┌─ Information shown

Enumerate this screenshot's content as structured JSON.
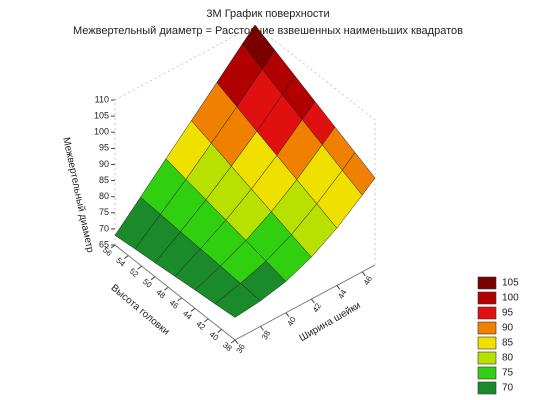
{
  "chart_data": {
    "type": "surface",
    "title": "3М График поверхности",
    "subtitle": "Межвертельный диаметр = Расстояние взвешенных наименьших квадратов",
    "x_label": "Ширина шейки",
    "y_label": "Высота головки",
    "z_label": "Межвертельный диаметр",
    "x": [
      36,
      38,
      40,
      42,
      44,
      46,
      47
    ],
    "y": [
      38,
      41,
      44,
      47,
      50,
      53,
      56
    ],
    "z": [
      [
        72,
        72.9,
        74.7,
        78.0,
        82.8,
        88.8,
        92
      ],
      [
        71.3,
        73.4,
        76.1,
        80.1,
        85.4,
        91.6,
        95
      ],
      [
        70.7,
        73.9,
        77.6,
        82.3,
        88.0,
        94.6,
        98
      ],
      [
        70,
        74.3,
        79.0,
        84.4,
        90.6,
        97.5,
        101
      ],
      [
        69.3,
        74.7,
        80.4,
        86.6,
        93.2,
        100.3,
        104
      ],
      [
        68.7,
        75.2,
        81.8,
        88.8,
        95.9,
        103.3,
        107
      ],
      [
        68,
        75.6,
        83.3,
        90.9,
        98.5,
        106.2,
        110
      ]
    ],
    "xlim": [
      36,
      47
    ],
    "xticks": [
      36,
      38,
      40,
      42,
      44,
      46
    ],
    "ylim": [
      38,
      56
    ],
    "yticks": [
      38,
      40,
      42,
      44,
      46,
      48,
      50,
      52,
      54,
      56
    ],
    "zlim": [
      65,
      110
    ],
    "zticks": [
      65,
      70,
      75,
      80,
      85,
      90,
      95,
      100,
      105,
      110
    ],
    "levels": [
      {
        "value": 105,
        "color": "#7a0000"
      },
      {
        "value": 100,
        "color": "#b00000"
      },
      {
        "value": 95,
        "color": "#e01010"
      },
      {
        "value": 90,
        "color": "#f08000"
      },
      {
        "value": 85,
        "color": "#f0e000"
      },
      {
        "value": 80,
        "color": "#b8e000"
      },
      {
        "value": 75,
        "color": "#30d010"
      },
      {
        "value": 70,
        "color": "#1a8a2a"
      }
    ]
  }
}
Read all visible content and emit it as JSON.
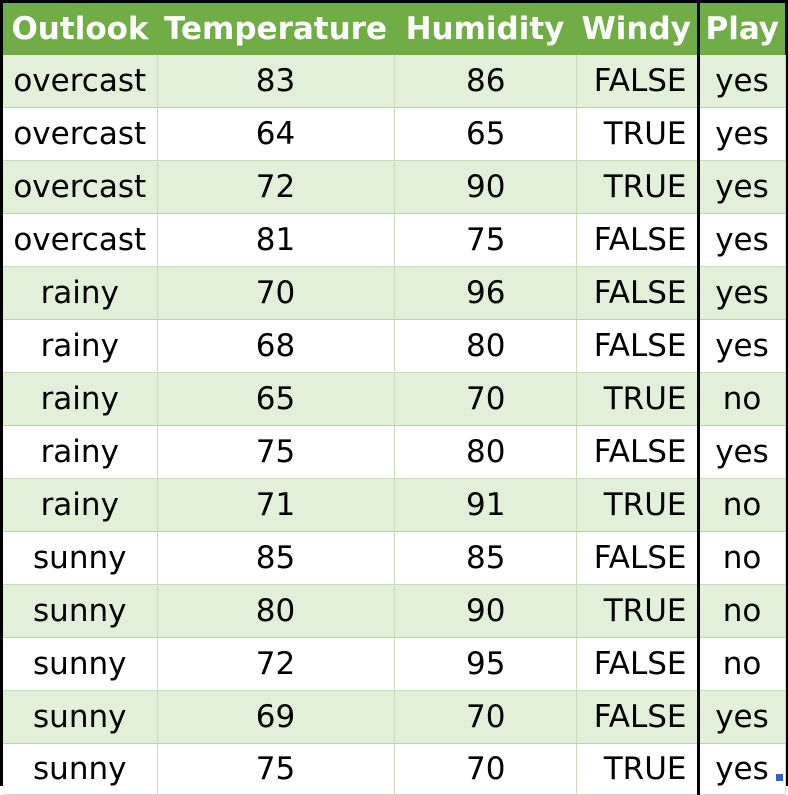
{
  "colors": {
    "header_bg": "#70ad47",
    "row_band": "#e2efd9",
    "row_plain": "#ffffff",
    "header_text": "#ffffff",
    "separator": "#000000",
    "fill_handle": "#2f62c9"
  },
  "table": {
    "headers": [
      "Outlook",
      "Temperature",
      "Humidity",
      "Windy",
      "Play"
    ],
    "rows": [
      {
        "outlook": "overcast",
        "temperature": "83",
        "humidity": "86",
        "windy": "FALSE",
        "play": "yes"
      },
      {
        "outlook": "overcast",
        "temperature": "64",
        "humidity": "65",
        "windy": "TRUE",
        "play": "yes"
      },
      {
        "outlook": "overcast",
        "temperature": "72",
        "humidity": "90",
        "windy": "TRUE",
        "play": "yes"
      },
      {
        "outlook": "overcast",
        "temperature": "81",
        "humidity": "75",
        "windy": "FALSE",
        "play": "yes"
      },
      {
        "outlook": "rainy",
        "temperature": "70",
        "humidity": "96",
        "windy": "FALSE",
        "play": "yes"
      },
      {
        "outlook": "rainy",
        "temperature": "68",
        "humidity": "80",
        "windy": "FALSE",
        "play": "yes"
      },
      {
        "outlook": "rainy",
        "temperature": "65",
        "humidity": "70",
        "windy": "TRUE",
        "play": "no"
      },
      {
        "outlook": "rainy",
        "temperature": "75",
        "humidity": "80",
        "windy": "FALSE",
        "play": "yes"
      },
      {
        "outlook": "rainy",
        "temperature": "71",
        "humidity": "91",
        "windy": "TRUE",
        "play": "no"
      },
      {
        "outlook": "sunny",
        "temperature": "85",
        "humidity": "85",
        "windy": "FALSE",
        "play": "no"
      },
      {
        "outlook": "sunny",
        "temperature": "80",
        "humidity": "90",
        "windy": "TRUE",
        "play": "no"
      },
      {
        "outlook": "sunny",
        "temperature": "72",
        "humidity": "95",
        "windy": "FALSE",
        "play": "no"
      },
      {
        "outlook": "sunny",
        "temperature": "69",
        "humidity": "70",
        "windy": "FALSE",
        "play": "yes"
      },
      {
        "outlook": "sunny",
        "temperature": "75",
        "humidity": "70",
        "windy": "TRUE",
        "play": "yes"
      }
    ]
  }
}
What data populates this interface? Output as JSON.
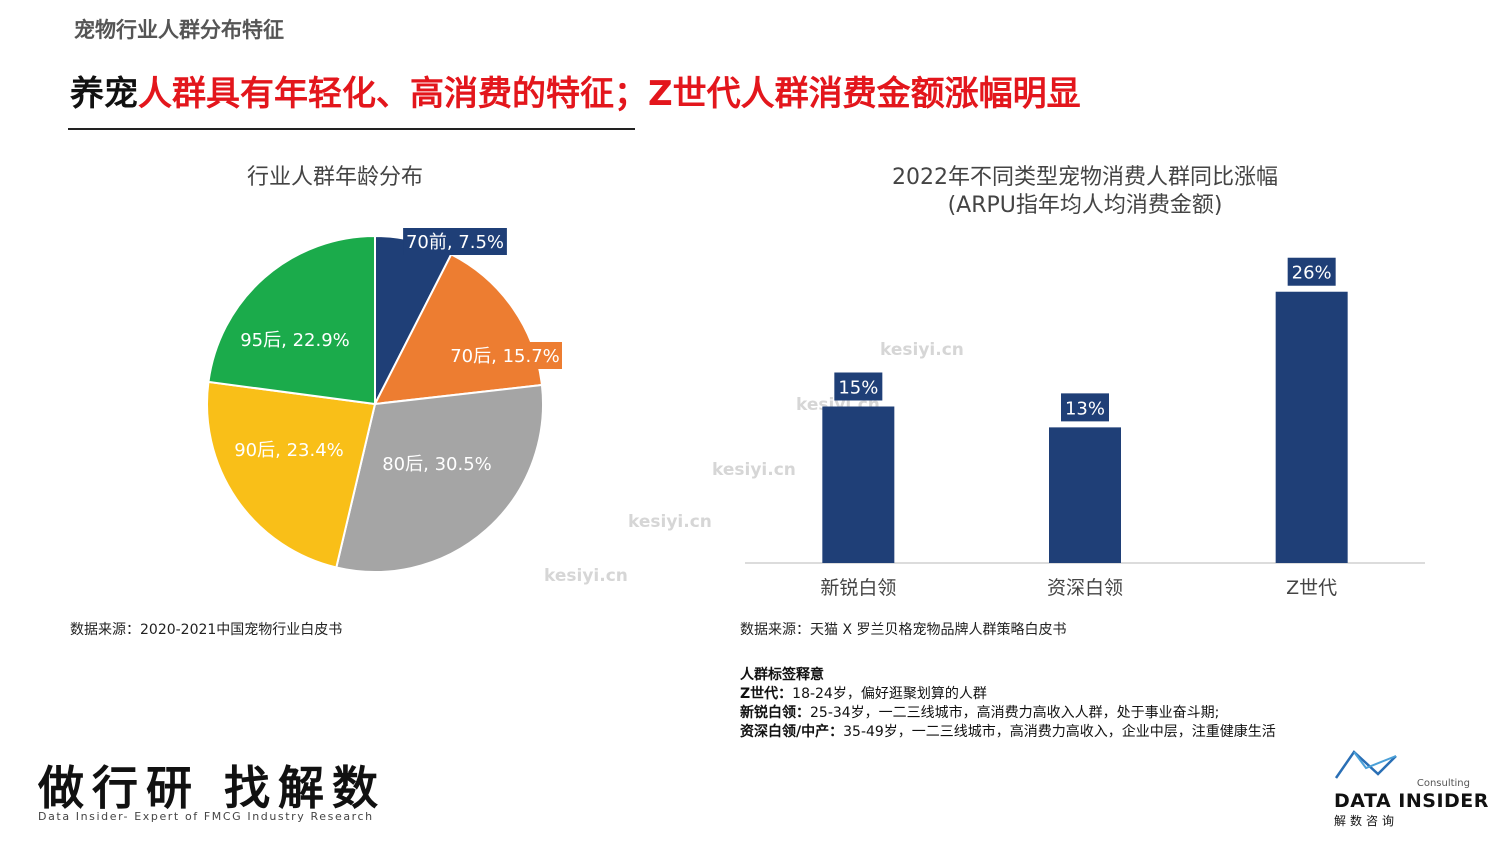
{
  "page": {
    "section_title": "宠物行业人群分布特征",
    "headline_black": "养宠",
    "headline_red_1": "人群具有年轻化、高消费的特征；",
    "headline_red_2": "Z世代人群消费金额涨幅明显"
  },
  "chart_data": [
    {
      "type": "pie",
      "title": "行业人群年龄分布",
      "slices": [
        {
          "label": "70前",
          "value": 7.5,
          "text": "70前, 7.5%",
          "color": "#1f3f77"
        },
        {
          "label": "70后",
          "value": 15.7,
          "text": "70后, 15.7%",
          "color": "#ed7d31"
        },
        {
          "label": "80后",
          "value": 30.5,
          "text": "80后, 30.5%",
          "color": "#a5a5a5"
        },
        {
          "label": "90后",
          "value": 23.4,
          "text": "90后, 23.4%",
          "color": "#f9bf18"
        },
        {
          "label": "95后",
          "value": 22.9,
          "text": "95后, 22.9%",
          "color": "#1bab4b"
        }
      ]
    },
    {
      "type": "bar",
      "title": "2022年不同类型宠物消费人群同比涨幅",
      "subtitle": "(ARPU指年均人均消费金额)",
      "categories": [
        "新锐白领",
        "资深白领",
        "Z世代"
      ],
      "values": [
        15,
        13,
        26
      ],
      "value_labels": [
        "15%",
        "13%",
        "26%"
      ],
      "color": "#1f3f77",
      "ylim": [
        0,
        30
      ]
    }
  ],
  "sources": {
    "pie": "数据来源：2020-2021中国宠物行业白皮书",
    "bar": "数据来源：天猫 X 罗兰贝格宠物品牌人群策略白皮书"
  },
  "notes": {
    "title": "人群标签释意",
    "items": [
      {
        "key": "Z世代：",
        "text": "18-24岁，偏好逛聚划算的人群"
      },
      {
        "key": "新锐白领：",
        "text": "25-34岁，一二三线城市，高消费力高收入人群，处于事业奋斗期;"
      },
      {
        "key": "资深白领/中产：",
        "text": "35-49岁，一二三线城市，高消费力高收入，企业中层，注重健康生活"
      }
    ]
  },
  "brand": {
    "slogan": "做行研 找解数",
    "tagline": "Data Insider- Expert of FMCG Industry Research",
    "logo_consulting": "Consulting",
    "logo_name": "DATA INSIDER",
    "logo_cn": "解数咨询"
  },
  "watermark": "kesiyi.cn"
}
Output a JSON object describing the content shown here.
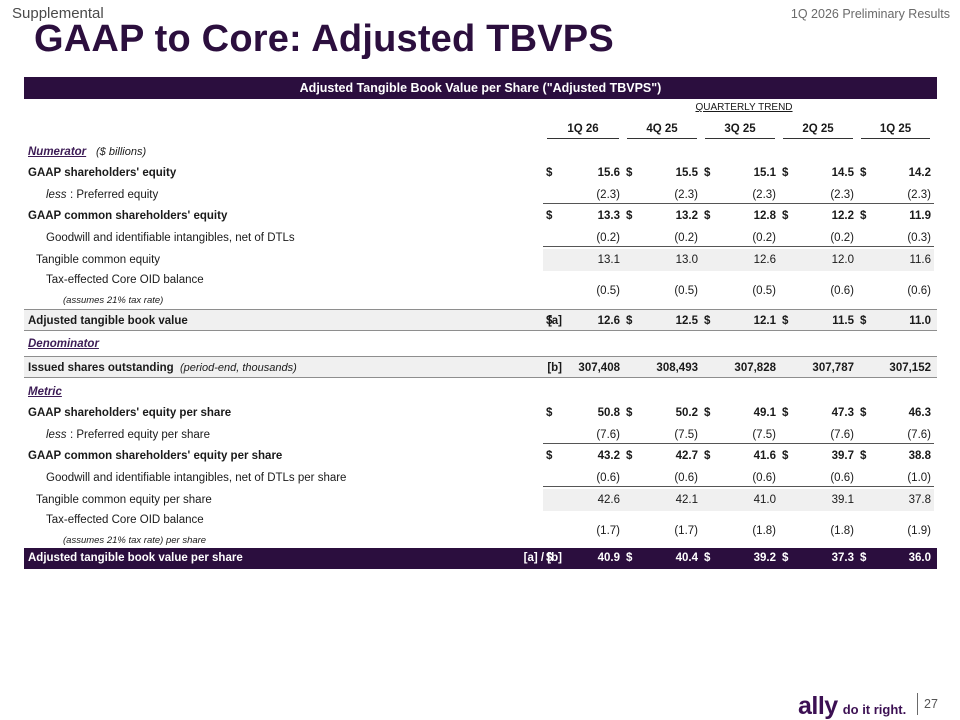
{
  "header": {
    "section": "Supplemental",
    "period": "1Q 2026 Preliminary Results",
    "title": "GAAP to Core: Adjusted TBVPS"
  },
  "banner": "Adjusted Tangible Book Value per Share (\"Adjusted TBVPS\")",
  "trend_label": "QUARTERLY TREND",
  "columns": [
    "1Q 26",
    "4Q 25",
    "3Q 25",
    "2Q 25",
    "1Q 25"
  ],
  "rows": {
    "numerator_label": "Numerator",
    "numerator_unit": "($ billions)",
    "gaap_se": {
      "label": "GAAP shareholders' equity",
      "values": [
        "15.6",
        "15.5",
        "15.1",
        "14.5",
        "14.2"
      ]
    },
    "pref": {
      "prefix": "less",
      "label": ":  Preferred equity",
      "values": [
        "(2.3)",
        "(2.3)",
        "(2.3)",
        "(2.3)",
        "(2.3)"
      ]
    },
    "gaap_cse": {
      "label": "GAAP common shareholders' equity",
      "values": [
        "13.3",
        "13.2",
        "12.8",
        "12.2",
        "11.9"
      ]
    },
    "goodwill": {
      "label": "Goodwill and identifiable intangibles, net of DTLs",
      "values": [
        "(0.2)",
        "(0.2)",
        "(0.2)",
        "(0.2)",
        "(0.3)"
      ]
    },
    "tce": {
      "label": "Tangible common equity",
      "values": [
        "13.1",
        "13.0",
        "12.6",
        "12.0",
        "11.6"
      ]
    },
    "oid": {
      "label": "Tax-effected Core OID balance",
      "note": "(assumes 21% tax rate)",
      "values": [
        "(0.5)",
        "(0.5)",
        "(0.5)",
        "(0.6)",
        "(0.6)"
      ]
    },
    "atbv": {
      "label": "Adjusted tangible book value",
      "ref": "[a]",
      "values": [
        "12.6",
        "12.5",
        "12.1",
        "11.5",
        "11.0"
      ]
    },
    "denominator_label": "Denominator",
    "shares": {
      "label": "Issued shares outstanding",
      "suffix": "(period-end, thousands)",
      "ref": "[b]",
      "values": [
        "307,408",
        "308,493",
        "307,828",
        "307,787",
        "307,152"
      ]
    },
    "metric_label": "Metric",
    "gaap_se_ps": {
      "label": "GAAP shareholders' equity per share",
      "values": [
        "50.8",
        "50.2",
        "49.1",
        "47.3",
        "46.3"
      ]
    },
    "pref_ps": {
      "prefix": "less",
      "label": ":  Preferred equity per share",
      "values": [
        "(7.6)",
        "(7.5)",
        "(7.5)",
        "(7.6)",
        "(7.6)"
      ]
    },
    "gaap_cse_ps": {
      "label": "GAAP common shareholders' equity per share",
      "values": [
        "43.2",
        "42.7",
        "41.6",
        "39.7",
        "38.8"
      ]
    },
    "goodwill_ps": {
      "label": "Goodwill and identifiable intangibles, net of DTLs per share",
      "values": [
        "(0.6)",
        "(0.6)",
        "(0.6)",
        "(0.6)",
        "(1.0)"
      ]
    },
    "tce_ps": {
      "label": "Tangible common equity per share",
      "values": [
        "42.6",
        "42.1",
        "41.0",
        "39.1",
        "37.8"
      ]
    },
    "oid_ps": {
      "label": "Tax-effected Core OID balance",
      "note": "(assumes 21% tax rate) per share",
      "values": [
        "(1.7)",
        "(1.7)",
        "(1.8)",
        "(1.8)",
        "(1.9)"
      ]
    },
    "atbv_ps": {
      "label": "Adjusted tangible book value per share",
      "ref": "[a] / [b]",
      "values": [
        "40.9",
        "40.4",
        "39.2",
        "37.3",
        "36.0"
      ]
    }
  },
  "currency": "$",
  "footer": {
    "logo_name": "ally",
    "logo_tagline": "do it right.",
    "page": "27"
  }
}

└─

**Instruction**: Search the records for the word "content", then list every line that has it.

**Solution**:
Enumerate this screenshot's content as structured JSON.
Read all visible content and emit it as JSON.
Output a JSON object describing the content shown here.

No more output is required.